START RECORDS TO USE
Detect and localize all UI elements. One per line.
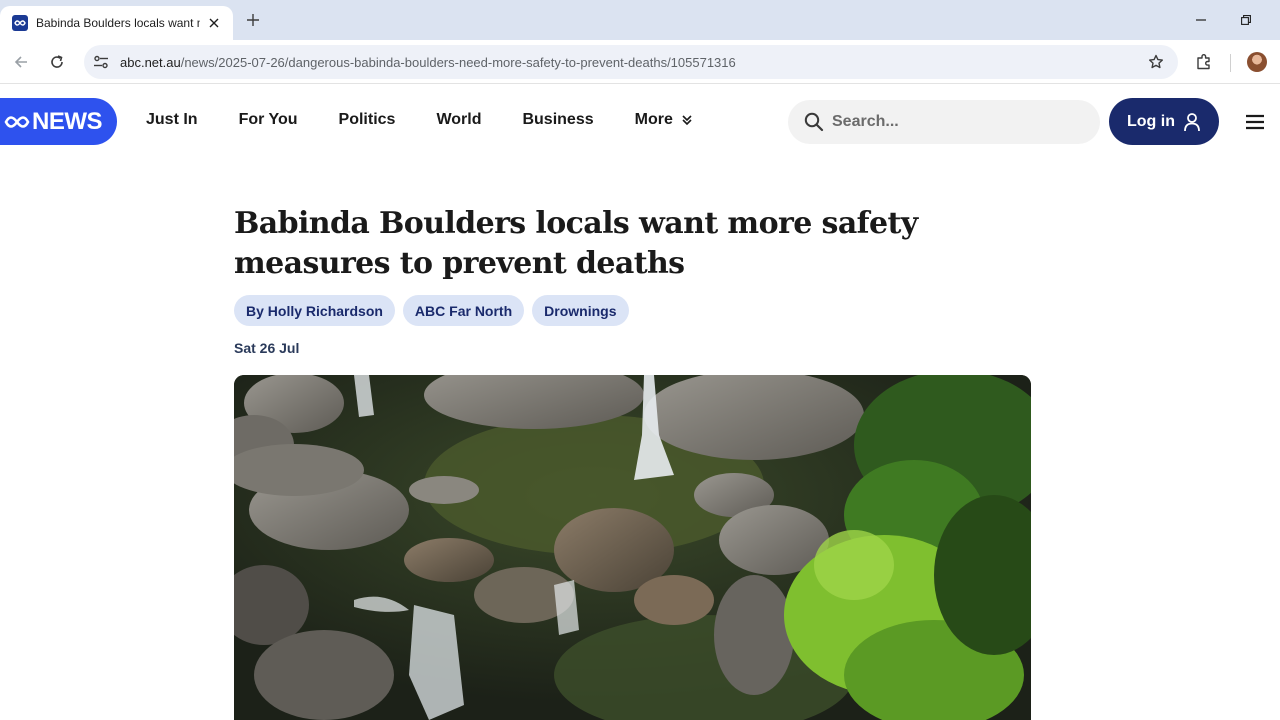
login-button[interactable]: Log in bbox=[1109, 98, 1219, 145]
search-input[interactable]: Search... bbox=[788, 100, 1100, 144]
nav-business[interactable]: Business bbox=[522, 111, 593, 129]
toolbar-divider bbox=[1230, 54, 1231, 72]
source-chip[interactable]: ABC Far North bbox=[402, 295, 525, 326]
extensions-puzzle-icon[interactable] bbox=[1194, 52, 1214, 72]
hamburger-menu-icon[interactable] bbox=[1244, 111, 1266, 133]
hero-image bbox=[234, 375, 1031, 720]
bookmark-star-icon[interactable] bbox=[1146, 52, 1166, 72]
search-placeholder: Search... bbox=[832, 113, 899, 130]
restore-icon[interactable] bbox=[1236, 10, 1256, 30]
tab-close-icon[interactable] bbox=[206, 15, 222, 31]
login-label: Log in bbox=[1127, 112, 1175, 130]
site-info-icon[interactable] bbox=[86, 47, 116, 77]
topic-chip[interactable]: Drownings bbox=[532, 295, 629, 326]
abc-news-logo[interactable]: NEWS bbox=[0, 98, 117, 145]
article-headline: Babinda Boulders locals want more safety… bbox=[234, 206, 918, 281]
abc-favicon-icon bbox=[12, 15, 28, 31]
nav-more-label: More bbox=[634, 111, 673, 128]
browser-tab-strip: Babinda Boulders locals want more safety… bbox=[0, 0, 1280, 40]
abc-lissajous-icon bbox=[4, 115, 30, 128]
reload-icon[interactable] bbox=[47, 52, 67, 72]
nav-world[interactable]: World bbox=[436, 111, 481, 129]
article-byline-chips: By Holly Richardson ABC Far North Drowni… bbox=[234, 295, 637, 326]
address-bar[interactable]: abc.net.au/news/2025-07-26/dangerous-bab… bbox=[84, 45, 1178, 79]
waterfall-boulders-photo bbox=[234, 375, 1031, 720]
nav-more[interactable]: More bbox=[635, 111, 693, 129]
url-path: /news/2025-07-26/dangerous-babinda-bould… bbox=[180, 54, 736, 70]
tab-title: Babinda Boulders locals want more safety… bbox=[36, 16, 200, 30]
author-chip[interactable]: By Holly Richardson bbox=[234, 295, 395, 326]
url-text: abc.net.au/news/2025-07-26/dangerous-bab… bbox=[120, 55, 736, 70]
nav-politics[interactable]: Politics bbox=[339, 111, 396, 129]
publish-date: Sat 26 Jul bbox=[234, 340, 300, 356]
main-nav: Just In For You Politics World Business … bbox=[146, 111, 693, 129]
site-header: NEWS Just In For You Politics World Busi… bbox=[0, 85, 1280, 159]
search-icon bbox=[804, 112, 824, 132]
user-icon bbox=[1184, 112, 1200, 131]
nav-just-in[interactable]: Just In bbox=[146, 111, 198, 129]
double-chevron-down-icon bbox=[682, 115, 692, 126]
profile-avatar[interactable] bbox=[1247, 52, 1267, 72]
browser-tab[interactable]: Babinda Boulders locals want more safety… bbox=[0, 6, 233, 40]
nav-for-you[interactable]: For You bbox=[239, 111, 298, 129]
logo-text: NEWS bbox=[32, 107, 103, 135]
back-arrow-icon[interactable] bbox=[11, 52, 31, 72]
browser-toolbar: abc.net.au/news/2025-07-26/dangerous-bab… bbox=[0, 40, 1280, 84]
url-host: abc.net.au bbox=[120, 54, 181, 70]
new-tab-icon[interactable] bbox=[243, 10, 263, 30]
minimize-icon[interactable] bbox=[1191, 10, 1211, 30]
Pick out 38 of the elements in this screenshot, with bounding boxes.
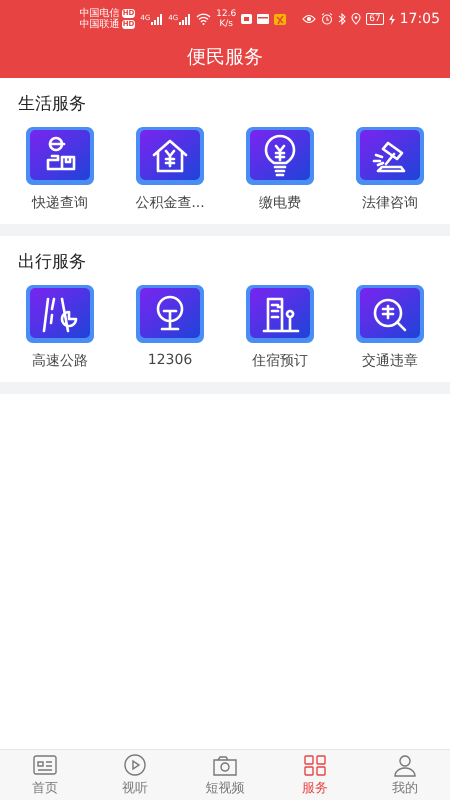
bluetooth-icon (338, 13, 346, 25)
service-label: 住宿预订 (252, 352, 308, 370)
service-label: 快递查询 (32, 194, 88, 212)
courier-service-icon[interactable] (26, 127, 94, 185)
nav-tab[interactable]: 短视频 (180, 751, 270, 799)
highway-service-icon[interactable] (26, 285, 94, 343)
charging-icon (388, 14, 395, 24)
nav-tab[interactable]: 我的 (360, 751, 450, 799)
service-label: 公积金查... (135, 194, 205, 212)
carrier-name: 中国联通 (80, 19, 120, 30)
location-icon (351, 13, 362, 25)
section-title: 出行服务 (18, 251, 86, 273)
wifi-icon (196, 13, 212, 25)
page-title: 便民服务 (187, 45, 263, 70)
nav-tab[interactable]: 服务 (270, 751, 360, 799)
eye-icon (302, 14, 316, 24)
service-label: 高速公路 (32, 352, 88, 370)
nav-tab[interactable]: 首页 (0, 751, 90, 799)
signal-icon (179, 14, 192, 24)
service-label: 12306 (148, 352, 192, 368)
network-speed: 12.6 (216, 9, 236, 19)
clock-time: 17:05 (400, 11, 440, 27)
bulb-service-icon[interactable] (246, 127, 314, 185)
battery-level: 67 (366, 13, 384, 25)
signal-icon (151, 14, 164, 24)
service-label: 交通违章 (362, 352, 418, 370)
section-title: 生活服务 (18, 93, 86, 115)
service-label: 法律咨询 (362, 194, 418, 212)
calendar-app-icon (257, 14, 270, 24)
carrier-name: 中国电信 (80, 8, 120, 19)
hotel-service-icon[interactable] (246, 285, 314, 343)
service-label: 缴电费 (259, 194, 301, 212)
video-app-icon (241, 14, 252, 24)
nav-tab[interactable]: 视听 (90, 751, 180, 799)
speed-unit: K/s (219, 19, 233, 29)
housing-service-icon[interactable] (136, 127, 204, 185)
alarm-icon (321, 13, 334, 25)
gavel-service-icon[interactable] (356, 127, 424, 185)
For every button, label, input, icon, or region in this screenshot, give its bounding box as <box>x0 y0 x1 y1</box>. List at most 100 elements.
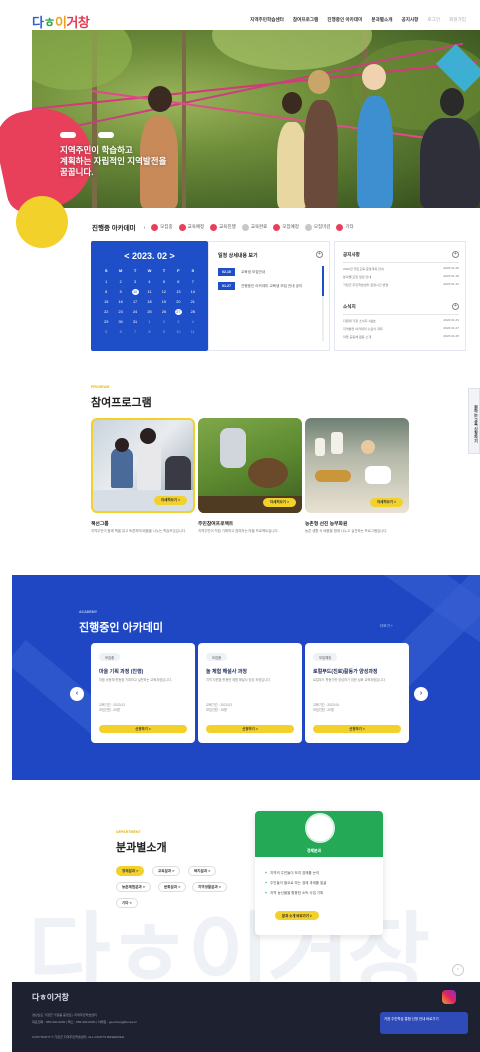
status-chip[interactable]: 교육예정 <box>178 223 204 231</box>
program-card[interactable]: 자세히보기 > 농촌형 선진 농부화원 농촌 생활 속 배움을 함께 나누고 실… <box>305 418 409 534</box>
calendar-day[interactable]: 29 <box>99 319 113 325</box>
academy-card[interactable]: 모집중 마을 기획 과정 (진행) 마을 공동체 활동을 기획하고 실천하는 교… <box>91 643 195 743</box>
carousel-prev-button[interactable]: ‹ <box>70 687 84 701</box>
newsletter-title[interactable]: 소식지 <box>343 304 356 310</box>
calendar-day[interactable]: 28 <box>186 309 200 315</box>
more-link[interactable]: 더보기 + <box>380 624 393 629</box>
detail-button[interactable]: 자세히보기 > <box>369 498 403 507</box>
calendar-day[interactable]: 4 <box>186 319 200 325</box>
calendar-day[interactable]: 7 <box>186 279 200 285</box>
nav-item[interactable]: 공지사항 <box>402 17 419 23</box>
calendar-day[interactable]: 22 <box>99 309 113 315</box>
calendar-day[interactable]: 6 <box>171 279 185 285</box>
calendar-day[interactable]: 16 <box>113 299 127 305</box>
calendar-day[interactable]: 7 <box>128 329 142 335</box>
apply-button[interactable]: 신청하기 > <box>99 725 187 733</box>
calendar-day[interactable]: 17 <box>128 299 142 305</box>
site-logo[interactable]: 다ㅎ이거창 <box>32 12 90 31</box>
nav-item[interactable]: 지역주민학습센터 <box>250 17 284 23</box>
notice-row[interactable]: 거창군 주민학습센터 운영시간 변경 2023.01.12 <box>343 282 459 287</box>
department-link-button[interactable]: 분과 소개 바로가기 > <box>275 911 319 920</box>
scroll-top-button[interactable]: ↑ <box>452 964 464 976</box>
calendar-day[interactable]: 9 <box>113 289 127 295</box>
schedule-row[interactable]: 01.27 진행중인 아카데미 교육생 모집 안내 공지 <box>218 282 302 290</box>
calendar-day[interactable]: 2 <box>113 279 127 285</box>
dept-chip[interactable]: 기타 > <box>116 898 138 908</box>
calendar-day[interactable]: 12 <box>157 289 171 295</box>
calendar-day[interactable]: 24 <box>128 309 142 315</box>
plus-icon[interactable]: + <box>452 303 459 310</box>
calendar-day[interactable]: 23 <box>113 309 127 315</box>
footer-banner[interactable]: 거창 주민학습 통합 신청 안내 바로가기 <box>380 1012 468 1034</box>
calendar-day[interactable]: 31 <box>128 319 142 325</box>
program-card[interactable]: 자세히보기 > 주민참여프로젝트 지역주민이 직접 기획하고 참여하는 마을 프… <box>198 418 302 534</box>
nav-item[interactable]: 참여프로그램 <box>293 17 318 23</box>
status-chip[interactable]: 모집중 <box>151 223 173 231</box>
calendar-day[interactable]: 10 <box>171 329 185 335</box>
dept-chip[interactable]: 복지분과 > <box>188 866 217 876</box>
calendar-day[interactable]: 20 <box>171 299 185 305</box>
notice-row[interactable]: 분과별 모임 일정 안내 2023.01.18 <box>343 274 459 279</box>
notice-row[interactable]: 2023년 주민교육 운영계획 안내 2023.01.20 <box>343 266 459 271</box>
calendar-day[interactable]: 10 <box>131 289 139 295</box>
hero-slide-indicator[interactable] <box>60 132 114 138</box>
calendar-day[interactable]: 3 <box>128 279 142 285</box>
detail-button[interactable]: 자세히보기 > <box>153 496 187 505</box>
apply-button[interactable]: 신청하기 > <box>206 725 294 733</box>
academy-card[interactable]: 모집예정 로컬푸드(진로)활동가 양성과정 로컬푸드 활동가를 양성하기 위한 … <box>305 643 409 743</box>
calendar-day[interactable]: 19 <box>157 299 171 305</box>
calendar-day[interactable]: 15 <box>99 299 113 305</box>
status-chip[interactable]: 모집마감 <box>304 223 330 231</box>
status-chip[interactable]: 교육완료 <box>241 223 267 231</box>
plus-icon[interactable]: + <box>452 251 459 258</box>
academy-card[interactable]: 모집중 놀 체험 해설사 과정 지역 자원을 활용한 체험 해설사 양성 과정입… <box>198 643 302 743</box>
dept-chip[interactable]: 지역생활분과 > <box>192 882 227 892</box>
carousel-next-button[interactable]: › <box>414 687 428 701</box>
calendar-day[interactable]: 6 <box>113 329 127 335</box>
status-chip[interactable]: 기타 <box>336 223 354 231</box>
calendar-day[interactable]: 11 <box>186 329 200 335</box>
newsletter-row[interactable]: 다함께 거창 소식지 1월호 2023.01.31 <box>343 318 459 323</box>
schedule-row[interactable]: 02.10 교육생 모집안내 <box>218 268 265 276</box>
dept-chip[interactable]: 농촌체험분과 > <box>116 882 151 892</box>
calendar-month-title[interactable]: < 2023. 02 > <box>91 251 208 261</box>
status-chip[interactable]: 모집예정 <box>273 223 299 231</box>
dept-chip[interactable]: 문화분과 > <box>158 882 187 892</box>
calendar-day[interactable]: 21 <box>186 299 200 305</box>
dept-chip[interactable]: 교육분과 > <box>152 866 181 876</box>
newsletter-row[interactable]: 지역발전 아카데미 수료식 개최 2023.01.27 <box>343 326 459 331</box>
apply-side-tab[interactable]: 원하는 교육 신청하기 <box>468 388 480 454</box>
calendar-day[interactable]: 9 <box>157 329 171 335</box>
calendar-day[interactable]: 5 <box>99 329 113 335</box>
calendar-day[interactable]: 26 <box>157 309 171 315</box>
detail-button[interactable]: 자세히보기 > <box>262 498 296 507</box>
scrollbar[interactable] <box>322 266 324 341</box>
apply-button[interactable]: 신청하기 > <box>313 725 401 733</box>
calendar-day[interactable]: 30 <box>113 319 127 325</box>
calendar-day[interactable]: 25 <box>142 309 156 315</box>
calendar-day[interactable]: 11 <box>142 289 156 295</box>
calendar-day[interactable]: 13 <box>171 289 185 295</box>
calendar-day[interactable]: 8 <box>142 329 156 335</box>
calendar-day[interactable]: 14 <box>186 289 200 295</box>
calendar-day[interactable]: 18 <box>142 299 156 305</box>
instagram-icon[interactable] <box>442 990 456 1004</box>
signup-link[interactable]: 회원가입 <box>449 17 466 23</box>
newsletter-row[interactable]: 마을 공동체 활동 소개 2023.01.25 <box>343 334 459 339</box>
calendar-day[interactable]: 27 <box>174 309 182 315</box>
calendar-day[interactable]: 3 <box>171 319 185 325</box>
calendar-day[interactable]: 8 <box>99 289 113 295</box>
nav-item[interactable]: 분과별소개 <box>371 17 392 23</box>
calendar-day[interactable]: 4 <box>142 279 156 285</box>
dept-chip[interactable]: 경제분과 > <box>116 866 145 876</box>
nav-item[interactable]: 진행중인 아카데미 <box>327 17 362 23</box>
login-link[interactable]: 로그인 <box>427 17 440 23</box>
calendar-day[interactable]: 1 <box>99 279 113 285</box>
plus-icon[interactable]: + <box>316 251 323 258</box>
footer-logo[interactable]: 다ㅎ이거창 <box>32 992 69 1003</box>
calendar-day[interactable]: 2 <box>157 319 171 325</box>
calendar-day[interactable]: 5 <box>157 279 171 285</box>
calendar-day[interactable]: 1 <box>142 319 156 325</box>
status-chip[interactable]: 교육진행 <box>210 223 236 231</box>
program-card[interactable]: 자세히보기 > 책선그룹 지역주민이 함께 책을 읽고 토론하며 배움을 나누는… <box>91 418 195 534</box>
END RECORDS TO USE
YOUR OBJECTIVE:
Repeat the stretch of data from the line containing "bluetooth-icon (338, 13, 346, 25)" through the line containing "clock-time: 17:05 (400, 11, 440, 27)", keeping both ends.

THE SOLUTION:
bluetooth-icon (338, 13, 346, 25)
service-label: 住宿预订 (252, 352, 308, 370)
service-label: 快递查询 (32, 194, 88, 212)
courier-service-icon[interactable] (26, 127, 94, 185)
nav-tab[interactable]: 短视频 (180, 751, 270, 799)
highway-service-icon[interactable] (26, 285, 94, 343)
charging-icon (388, 14, 395, 24)
nav-tab[interactable]: 我的 (360, 751, 450, 799)
service-label: 公积金查... (135, 194, 205, 212)
carrier-name: 中国联通 (80, 19, 120, 30)
location-icon (351, 13, 362, 25)
section-title: 出行服务 (18, 251, 86, 273)
wifi-icon (196, 13, 212, 25)
page-title: 便民服务 (187, 45, 263, 70)
nav-tab[interactable]: 服务 (270, 751, 360, 799)
eye-icon (302, 14, 316, 24)
service-label: 高速公路 (32, 352, 88, 370)
nav-tab[interactable]: 首页 (0, 751, 90, 799)
signal-icon (179, 14, 192, 24)
service-label: 12306 (148, 352, 192, 368)
network-speed: 12.6 (216, 9, 236, 19)
clock-time: 17:05 (400, 11, 440, 27)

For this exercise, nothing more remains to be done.